**Problem to work on**: Repeat the entries below exactly as they appear, with no pictures.

------ Exercise inputs ------

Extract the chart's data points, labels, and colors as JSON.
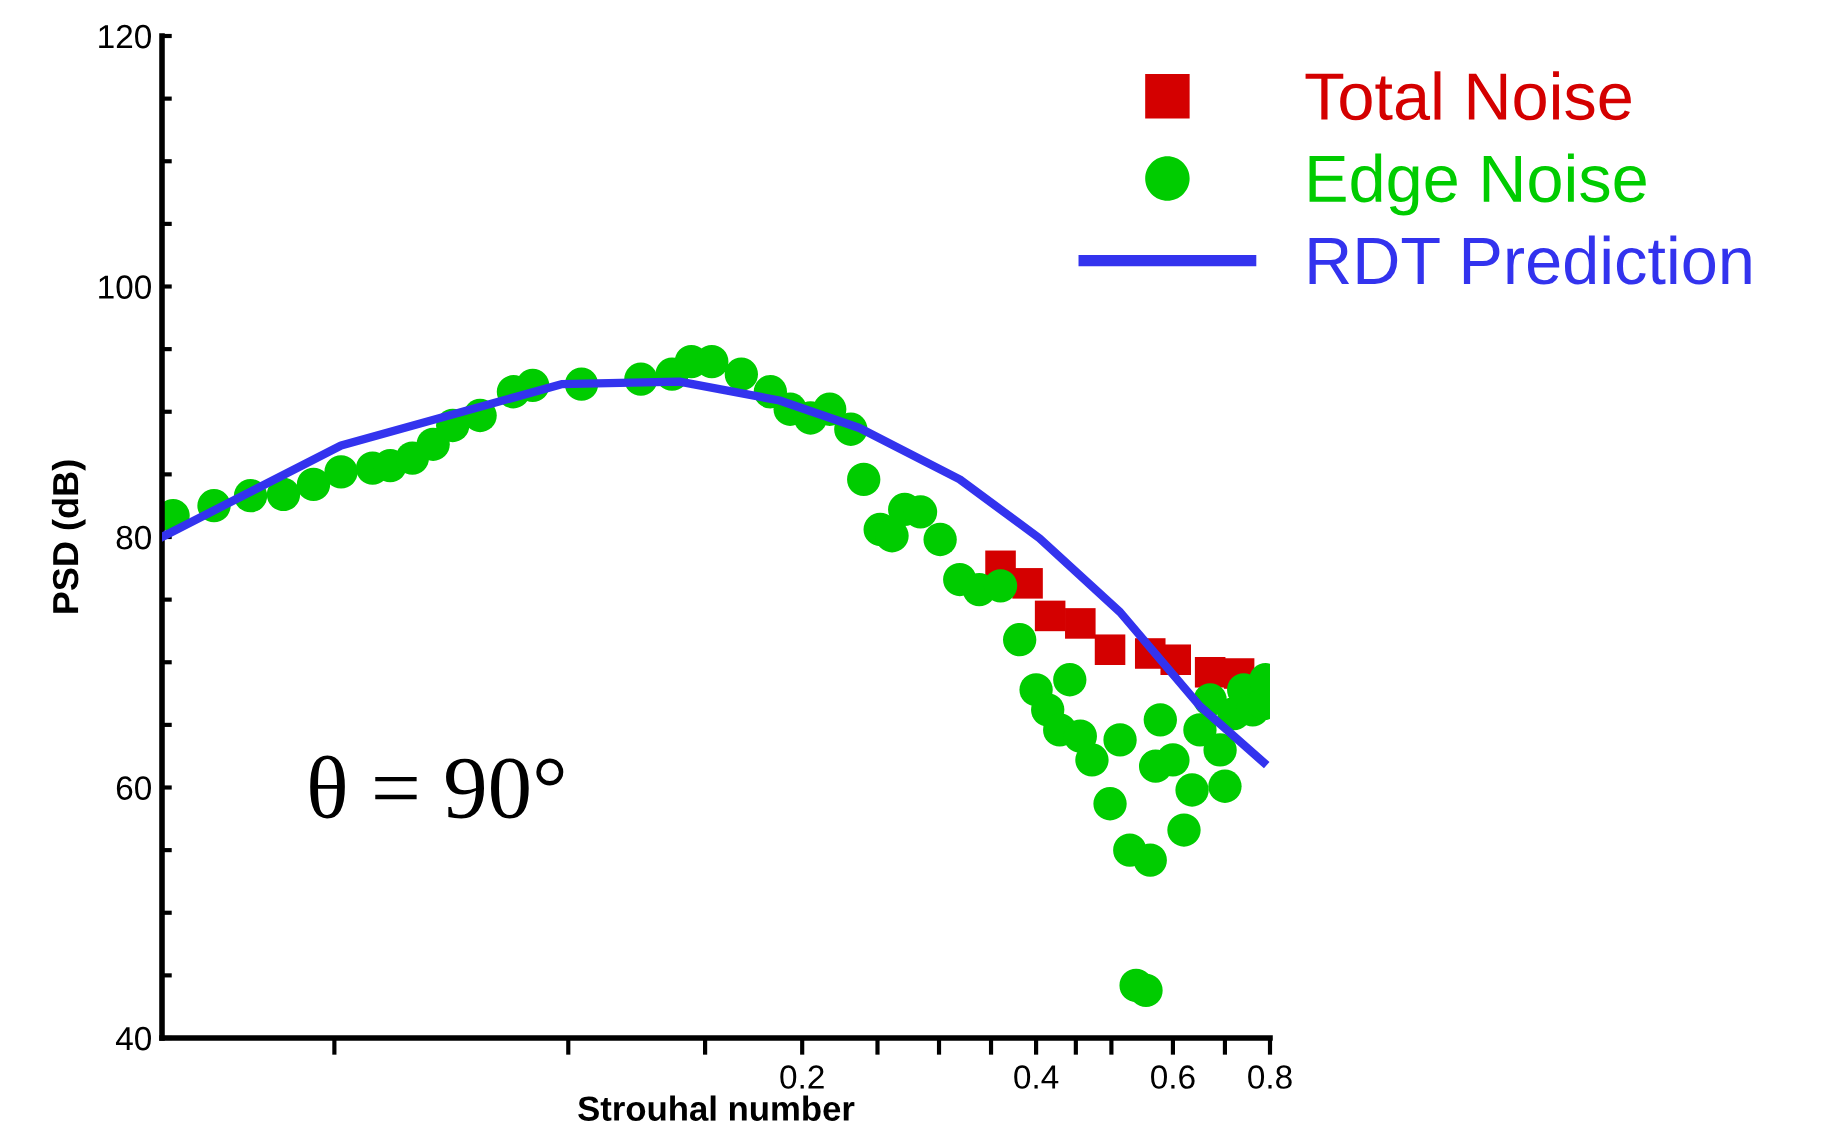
{
  "chart_data": {
    "type": "scatter",
    "xlabel": "Strouhal number",
    "ylabel": "PSD (dB)",
    "log": "x",
    "xlim": [
      0.03,
      0.8
    ],
    "ylim": [
      40,
      120
    ],
    "xticks": [
      {
        "value": 0.05,
        "label": null
      },
      {
        "value": 0.1,
        "label": null
      },
      {
        "value": 0.15,
        "label": null
      },
      0.2,
      {
        "value": 0.25,
        "label": null
      },
      {
        "value": 0.3,
        "label": null
      },
      {
        "value": 0.35,
        "label": null
      },
      0.4,
      {
        "value": 0.45,
        "label": null
      },
      {
        "value": 0.5,
        "label": null
      },
      0.6,
      {
        "value": 0.7,
        "label": null
      },
      0.8
    ],
    "yticks": [
      40,
      {
        "value": 45,
        "label": null
      },
      {
        "value": 50,
        "label": null
      },
      {
        "value": 55,
        "label": null
      },
      60,
      {
        "value": 65,
        "label": null
      },
      {
        "value": 70,
        "label": null
      },
      {
        "value": 75,
        "label": null
      },
      80,
      {
        "value": 85,
        "label": null
      },
      {
        "value": 90,
        "label": null
      },
      {
        "value": 95,
        "label": null
      },
      100,
      {
        "value": 105,
        "label": null
      },
      {
        "value": 110,
        "label": null
      },
      {
        "value": 115,
        "label": null
      },
      120
    ],
    "grid": false,
    "legend": "top right",
    "annotations": [
      "θ = 90°"
    ],
    "series": [
      {
        "name": "Total Noise",
        "marker": "square",
        "color": "#d40000",
        "x": [
          0.36,
          0.39,
          0.417,
          0.456,
          0.498,
          0.561,
          0.605,
          0.67,
          0.73
        ],
        "values": [
          77.7,
          76.3,
          73.7,
          73.1,
          71,
          70.7,
          70.2,
          69.2,
          69.1
        ]
      },
      {
        "name": "Edge Noise",
        "marker": "circle",
        "color": "#00cc00",
        "x": [
          0.031,
          0.035,
          0.039,
          0.043,
          0.047,
          0.051,
          0.056,
          0.059,
          0.063,
          0.067,
          0.071,
          0.077,
          0.085,
          0.09,
          0.104,
          0.124,
          0.136,
          0.144,
          0.153,
          0.167,
          0.182,
          0.193,
          0.205,
          0.217,
          0.231,
          0.24,
          0.252,
          0.261,
          0.271,
          0.284,
          0.301,
          0.319,
          0.338,
          0.36,
          0.381,
          0.4,
          0.414,
          0.429,
          0.442,
          0.456,
          0.472,
          0.498,
          0.513,
          0.528,
          0.538,
          0.554,
          0.561,
          0.57,
          0.578,
          0.6,
          0.62,
          0.635,
          0.65,
          0.67,
          0.69,
          0.7,
          0.719,
          0.74,
          0.76,
          0.785,
          0.79
        ],
        "values": [
          81.7,
          82.5,
          83.3,
          83.4,
          84.2,
          85.2,
          85.5,
          85.7,
          86.3,
          87.4,
          88.9,
          89.7,
          91.6,
          92.1,
          92.2,
          92.6,
          93,
          94,
          94,
          93,
          91.6,
          90.2,
          89.5,
          90.2,
          88.6,
          84.6,
          80.6,
          80.1,
          82.2,
          82,
          79.8,
          76.6,
          75.8,
          76.1,
          71.8,
          67.8,
          66.2,
          64.6,
          68.6,
          64.1,
          62.2,
          58.7,
          63.8,
          55,
          44.2,
          43.8,
          54.2,
          61.7,
          65.4,
          62.2,
          56.6,
          59.8,
          64.6,
          67,
          63,
          60.1,
          65.9,
          67.8,
          66.2,
          66.7,
          68.6
        ]
      },
      {
        "name": "RDT Prediction",
        "type": "line",
        "marker": "none",
        "line_style": "solid",
        "color": "#3333ee",
        "x": [
          0.03,
          0.051,
          0.098,
          0.139,
          0.187,
          0.237,
          0.319,
          0.404,
          0.513,
          0.65,
          0.785
        ],
        "values": [
          80,
          87.3,
          92.2,
          92.4,
          90.9,
          88.7,
          84.6,
          79.9,
          74,
          66.5,
          62
        ]
      }
    ]
  }
}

------

**Response**:
Extract the chart's data points, labels, and colors as JSON.
{
  "chart_data": {
    "type": "scatter",
    "xlabel": "Strouhal number",
    "ylabel": "PSD (dB)",
    "log": "x",
    "xlim": [
      0.03,
      0.8
    ],
    "ylim": [
      40,
      120
    ],
    "xticks": [
      {
        "value": 0.05,
        "label": null
      },
      {
        "value": 0.1,
        "label": null
      },
      {
        "value": 0.15,
        "label": null
      },
      0.2,
      {
        "value": 0.25,
        "label": null
      },
      {
        "value": 0.3,
        "label": null
      },
      {
        "value": 0.35,
        "label": null
      },
      0.4,
      {
        "value": 0.45,
        "label": null
      },
      {
        "value": 0.5,
        "label": null
      },
      0.6,
      {
        "value": 0.7,
        "label": null
      },
      0.8
    ],
    "yticks": [
      40,
      {
        "value": 45,
        "label": null
      },
      {
        "value": 50,
        "label": null
      },
      {
        "value": 55,
        "label": null
      },
      60,
      {
        "value": 65,
        "label": null
      },
      {
        "value": 70,
        "label": null
      },
      {
        "value": 75,
        "label": null
      },
      80,
      {
        "value": 85,
        "label": null
      },
      {
        "value": 90,
        "label": null
      },
      {
        "value": 95,
        "label": null
      },
      100,
      {
        "value": 105,
        "label": null
      },
      {
        "value": 110,
        "label": null
      },
      {
        "value": 115,
        "label": null
      },
      120
    ],
    "grid": false,
    "legend": "top right",
    "annotations": [
      "θ = 90°"
    ],
    "series": [
      {
        "name": "Total Noise",
        "marker": "square",
        "color": "#d40000",
        "x": [
          0.36,
          0.39,
          0.417,
          0.456,
          0.498,
          0.561,
          0.605,
          0.67,
          0.73
        ],
        "values": [
          77.7,
          76.3,
          73.7,
          73.1,
          71,
          70.7,
          70.2,
          69.2,
          69.1
        ]
      },
      {
        "name": "Edge Noise",
        "marker": "circle",
        "color": "#00cc00",
        "x": [
          0.031,
          0.035,
          0.039,
          0.043,
          0.047,
          0.051,
          0.056,
          0.059,
          0.063,
          0.067,
          0.071,
          0.077,
          0.085,
          0.09,
          0.104,
          0.124,
          0.136,
          0.144,
          0.153,
          0.167,
          0.182,
          0.193,
          0.205,
          0.217,
          0.231,
          0.24,
          0.252,
          0.261,
          0.271,
          0.284,
          0.301,
          0.319,
          0.338,
          0.36,
          0.381,
          0.4,
          0.414,
          0.429,
          0.442,
          0.456,
          0.472,
          0.498,
          0.513,
          0.528,
          0.538,
          0.554,
          0.561,
          0.57,
          0.578,
          0.6,
          0.62,
          0.635,
          0.65,
          0.67,
          0.69,
          0.7,
          0.719,
          0.74,
          0.76,
          0.785,
          0.79
        ],
        "values": [
          81.7,
          82.5,
          83.3,
          83.4,
          84.2,
          85.2,
          85.5,
          85.7,
          86.3,
          87.4,
          88.9,
          89.7,
          91.6,
          92.1,
          92.2,
          92.6,
          93,
          94,
          94,
          93,
          91.6,
          90.2,
          89.5,
          90.2,
          88.6,
          84.6,
          80.6,
          80.1,
          82.2,
          82,
          79.8,
          76.6,
          75.8,
          76.1,
          71.8,
          67.8,
          66.2,
          64.6,
          68.6,
          64.1,
          62.2,
          58.7,
          63.8,
          55,
          44.2,
          43.8,
          54.2,
          61.7,
          65.4,
          62.2,
          56.6,
          59.8,
          64.6,
          67,
          63,
          60.1,
          65.9,
          67.8,
          66.2,
          66.7,
          68.6
        ]
      },
      {
        "name": "RDT Prediction",
        "type": "line",
        "marker": "none",
        "line_style": "solid",
        "color": "#3333ee",
        "x": [
          0.03,
          0.051,
          0.098,
          0.139,
          0.187,
          0.237,
          0.319,
          0.404,
          0.513,
          0.65,
          0.785
        ],
        "values": [
          80,
          87.3,
          92.2,
          92.4,
          90.9,
          88.7,
          84.6,
          79.9,
          74,
          66.5,
          62
        ]
      }
    ]
  }
}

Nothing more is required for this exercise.